━━━ Material for this exercise

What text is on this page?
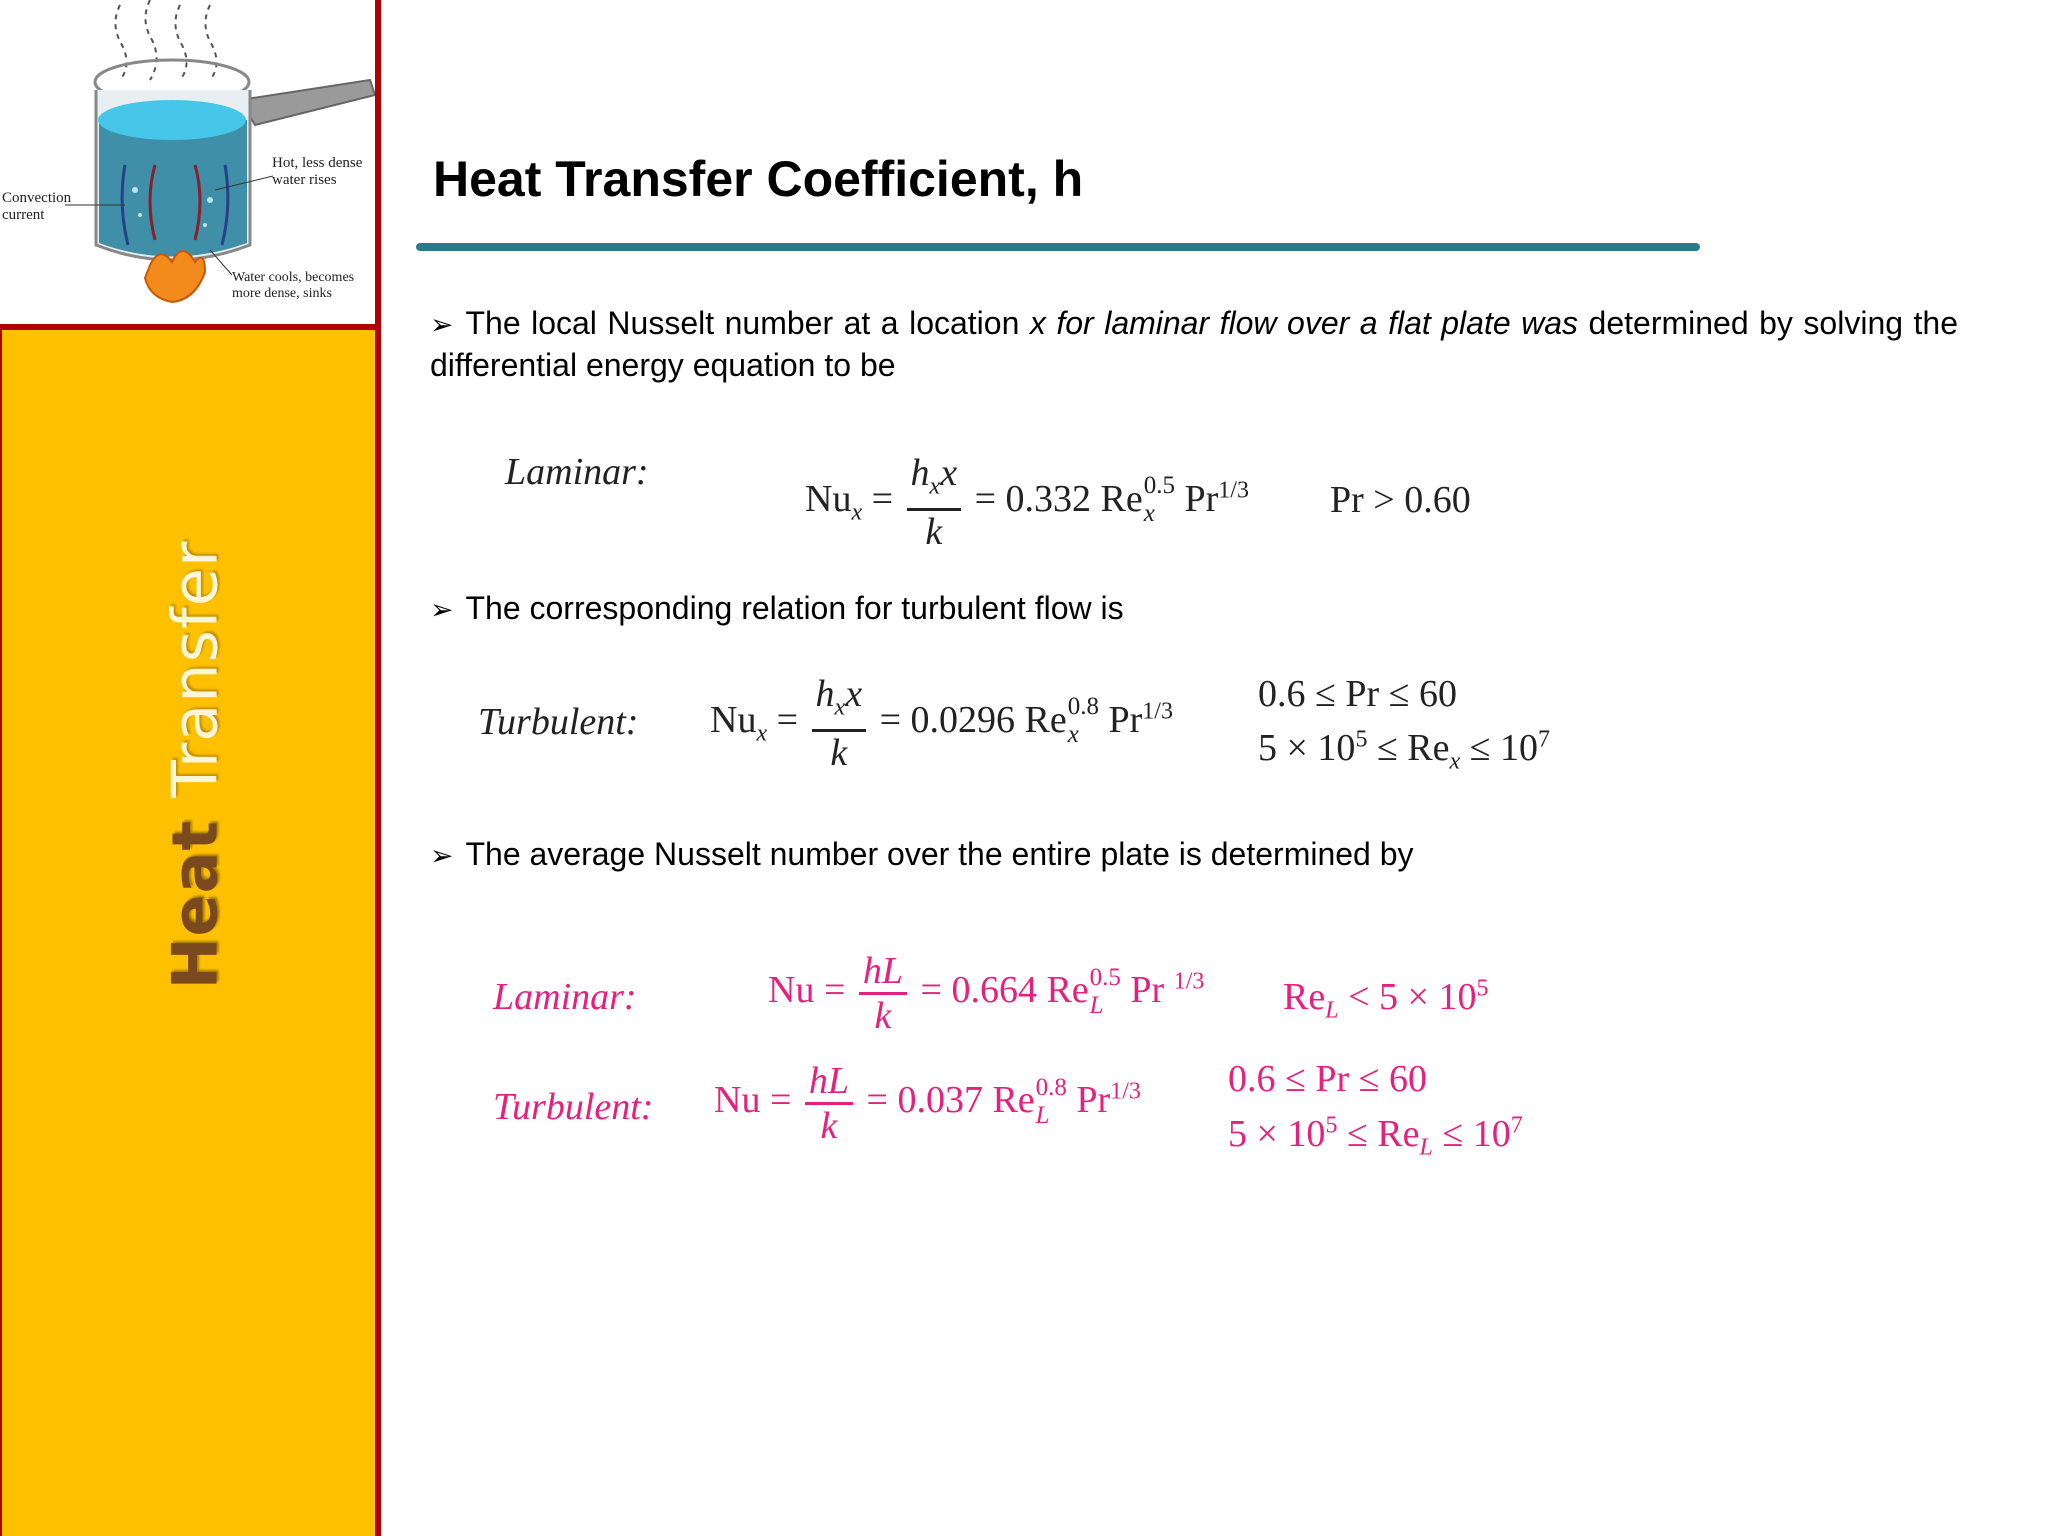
Convection current
Hot, less dense water rises
Water cools, becomes more dense, sinks
HeatTransfer
Heat Transfer Coefficient, h

➢ The local Nusselt number at a location x for laminar flow over a flat plate was determined by solving the differential energy equation to be

Laminar:
$Nu_x = \frac{h_xx}{k} = 0.332$ Re 0.5
x $Pr^{1/3}$ Pr > 0.60

➢ The corresponding relation for turbulent flow is

Turbulent: $Nu_x = \frac{h_xx}{k} = 0.0296$ Re 0.8
x $Pr^{1/3}$ 0.6 ≤ Pr ≤ 60
$5 \times 10^5 \le Re_x \le 10^7$

➢ The average Nusselt number over the entire plate is determined by

Laminar:	$Nu = \frac{hL}{k} = 0.664$ Re 0.5
L Pr $^{1/3}$ $Re_L < 5 \times 10^5$
Turbulent: $Nu = \frac{hL}{k} = 0.037$ Re 0.8
L $Pr^{1/3}$ 0.6 ≤ Pr ≤ 60
$5 \times 10^5 \le Re_L \le 10^7$
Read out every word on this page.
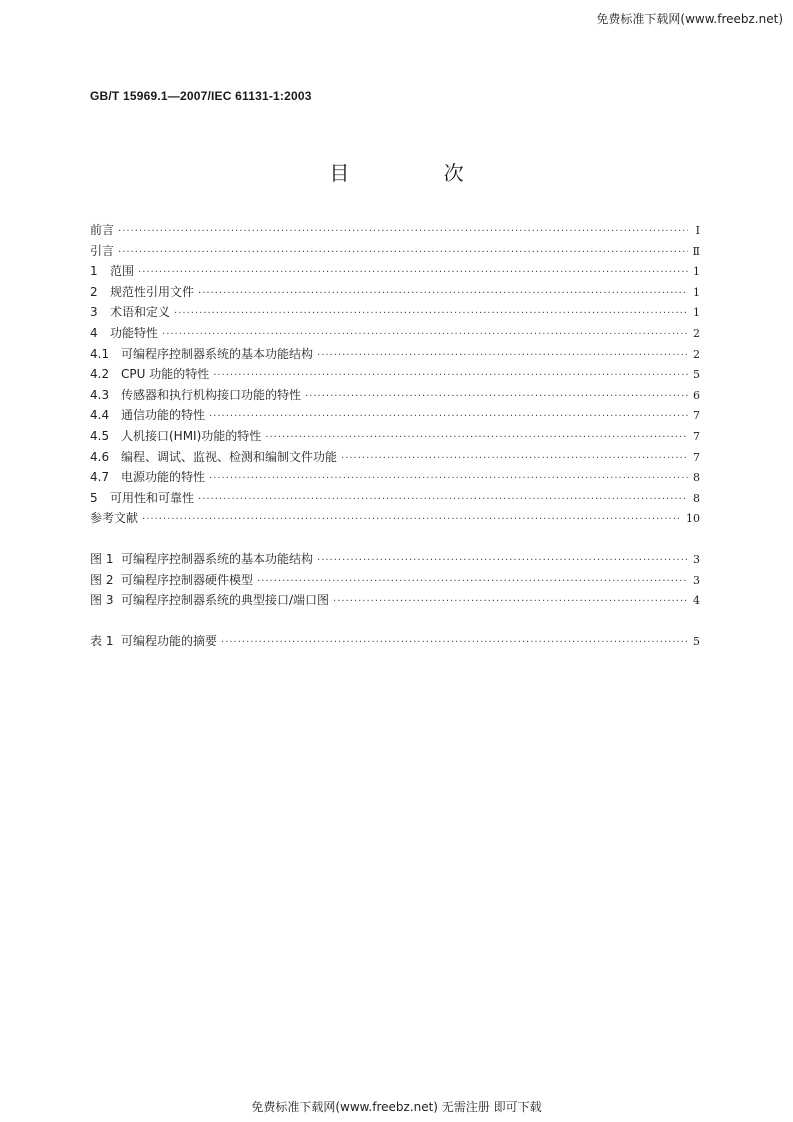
免费标准下载网(www.freebz.net)
GB/T 15969.1—2007/IEC 61131-1:2003
目 次
前言 ·····	I
引言 ·····	Ⅱ
1	范围 ·····	1
2	规范性引用文件 ·····	1
3	术语和定义 ·····	1
4	功能特性 ·····	2
4.1 可编程序控制器系统的基本功能结构 ·····	2
4.2 CPU 功能的特性 ·····	5
4.3 传感器和执行机构接口功能的特性 ·····	6
4.4 通信功能的特性 ·····	7
4.5 人机接口(HMI)功能的特性 ·····	7
4.6 编程、调试、监视、检测和编制文件功能 ·····	7
4.7 电源功能的特性 ·····	8
5	可用性和可靠性 ·····	8
参考文献 ·····	10
图 1 可编程序控制器系统的基本功能结构 ·····	3
图 2 可编程序控制器硬件模型 ·····	3
图 3 可编程序控制器系统的典型接口/端口图 ·····	4
表 1 可编程功能的摘要 ·····	5
免费标准下载网(www.freebz.net) 无需注册 即可下载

━━━━━━

Requirements:
Working from the line that contains "Read out every word on this page." to the last line of the listing, please quote each line exactly, pictures excluded.

Problem solution:
Read out every word on this page.
免费标准下载网(www.freebz.net)
GB/T 15969.1—2007/IEC 61131-1:2003
目 次
前言 ·····	I
引言 ·····	Ⅱ
1	范围 ·····	1
2	规范性引用文件 ·····	1
3	术语和定义 ·····	1
4	功能特性 ·····	2
4.1 可编程序控制器系统的基本功能结构 ·····	2
4.2 CPU 功能的特性 ·····	5
4.3 传感器和执行机构接口功能的特性 ·····	6
4.4 通信功能的特性 ·····	7
4.5 人机接口(HMI)功能的特性 ·····	7
4.6 编程、调试、监视、检测和编制文件功能 ·····	7
4.7 电源功能的特性 ·····	8
5	可用性和可靠性 ·····	8
参考文献 ·····	10
图 1 可编程序控制器系统的基本功能结构 ·····	3
图 2 可编程序控制器硬件模型 ·····	3
图 3 可编程序控制器系统的典型接口/端口图 ·····	4
表 1 可编程功能的摘要 ·····	5
免费标准下载网(www.freebz.net) 无需注册 即可下载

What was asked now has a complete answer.